▶ _What needs to be done_: Below are records to repeat exactly. Omit the pictures from the copy.
** start Items **
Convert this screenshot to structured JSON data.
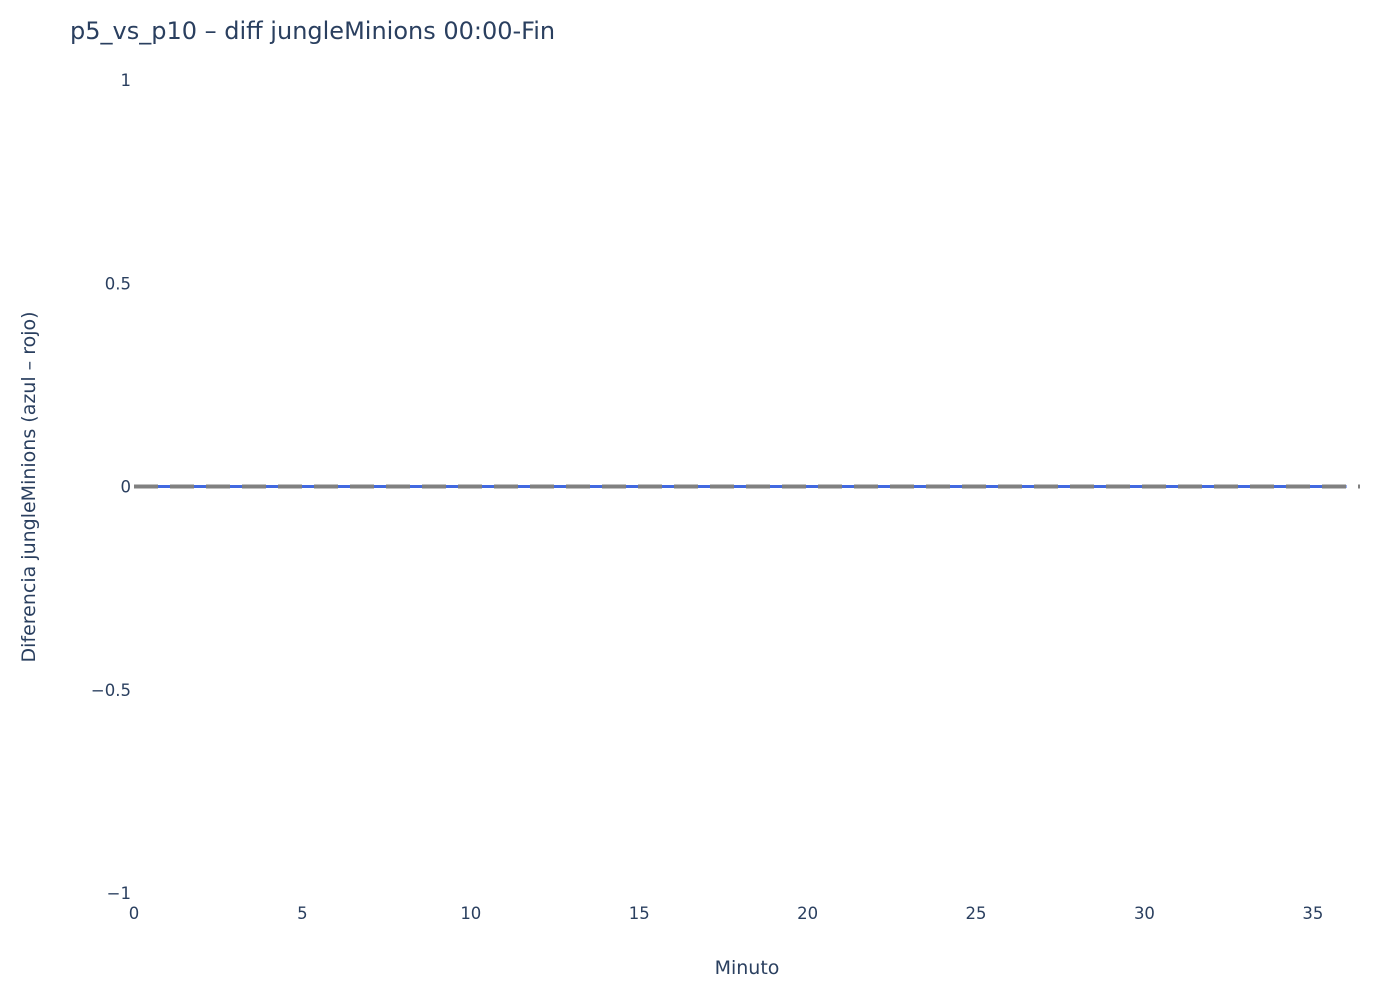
{
  "colors": {
    "text": "#2a3f5f",
    "series_line": "#4169e1",
    "reference_line": "#808080",
    "background": "#ffffff"
  },
  "chart_data": {
    "type": "line",
    "title": "p5_vs_p10 – diff jungleMinions 00:00-Fin",
    "xlabel": "Minuto",
    "ylabel": "Diferencia jungleMinions (azul – rojo)",
    "xlim": [
      0,
      36.4
    ],
    "ylim": [
      -1,
      1
    ],
    "x_ticks": [
      0,
      5,
      10,
      15,
      20,
      25,
      30,
      35
    ],
    "x_tick_labels": [
      "0",
      "5",
      "10",
      "15",
      "20",
      "25",
      "30",
      "35"
    ],
    "y_ticks": [
      -1,
      -0.5,
      0,
      0.5,
      1
    ],
    "y_tick_labels": [
      "−1",
      "−0.5",
      "0",
      "0.5",
      "1"
    ],
    "grid": false,
    "legend": "none",
    "series": [
      {
        "x": [
          0,
          1,
          2,
          3,
          4,
          5,
          6,
          7,
          8,
          9,
          10,
          11,
          12,
          13,
          14,
          15,
          16,
          17,
          18,
          19,
          20,
          21,
          22,
          23,
          24,
          25,
          26,
          27,
          28,
          29,
          30,
          31,
          32,
          33,
          34,
          35,
          36
        ],
        "values": [
          0,
          0,
          0,
          0,
          0,
          0,
          0,
          0,
          0,
          0,
          0,
          0,
          0,
          0,
          0,
          0,
          0,
          0,
          0,
          0,
          0,
          0,
          0,
          0,
          0,
          0,
          0,
          0,
          0,
          0,
          0,
          0,
          0,
          0,
          0,
          0,
          0
        ],
        "color": "#4169e1"
      }
    ],
    "reference_line": {
      "y": 0,
      "style": "dashed",
      "color": "#808080"
    }
  }
}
** end Items **
▶ _Solution to this task_:
Convert this screenshot to structured JSON data.
{
  "colors": {
    "text": "#2a3f5f",
    "series_line": "#4169e1",
    "reference_line": "#808080",
    "background": "#ffffff"
  },
  "chart_data": {
    "type": "line",
    "title": "p5_vs_p10 – diff jungleMinions 00:00-Fin",
    "xlabel": "Minuto",
    "ylabel": "Diferencia jungleMinions (azul – rojo)",
    "xlim": [
      0,
      36.4
    ],
    "ylim": [
      -1,
      1
    ],
    "x_ticks": [
      0,
      5,
      10,
      15,
      20,
      25,
      30,
      35
    ],
    "x_tick_labels": [
      "0",
      "5",
      "10",
      "15",
      "20",
      "25",
      "30",
      "35"
    ],
    "y_ticks": [
      -1,
      -0.5,
      0,
      0.5,
      1
    ],
    "y_tick_labels": [
      "−1",
      "−0.5",
      "0",
      "0.5",
      "1"
    ],
    "grid": false,
    "legend": "none",
    "series": [
      {
        "x": [
          0,
          1,
          2,
          3,
          4,
          5,
          6,
          7,
          8,
          9,
          10,
          11,
          12,
          13,
          14,
          15,
          16,
          17,
          18,
          19,
          20,
          21,
          22,
          23,
          24,
          25,
          26,
          27,
          28,
          29,
          30,
          31,
          32,
          33,
          34,
          35,
          36
        ],
        "values": [
          0,
          0,
          0,
          0,
          0,
          0,
          0,
          0,
          0,
          0,
          0,
          0,
          0,
          0,
          0,
          0,
          0,
          0,
          0,
          0,
          0,
          0,
          0,
          0,
          0,
          0,
          0,
          0,
          0,
          0,
          0,
          0,
          0,
          0,
          0,
          0,
          0
        ],
        "color": "#4169e1"
      }
    ],
    "reference_line": {
      "y": 0,
      "style": "dashed",
      "color": "#808080"
    }
  }
}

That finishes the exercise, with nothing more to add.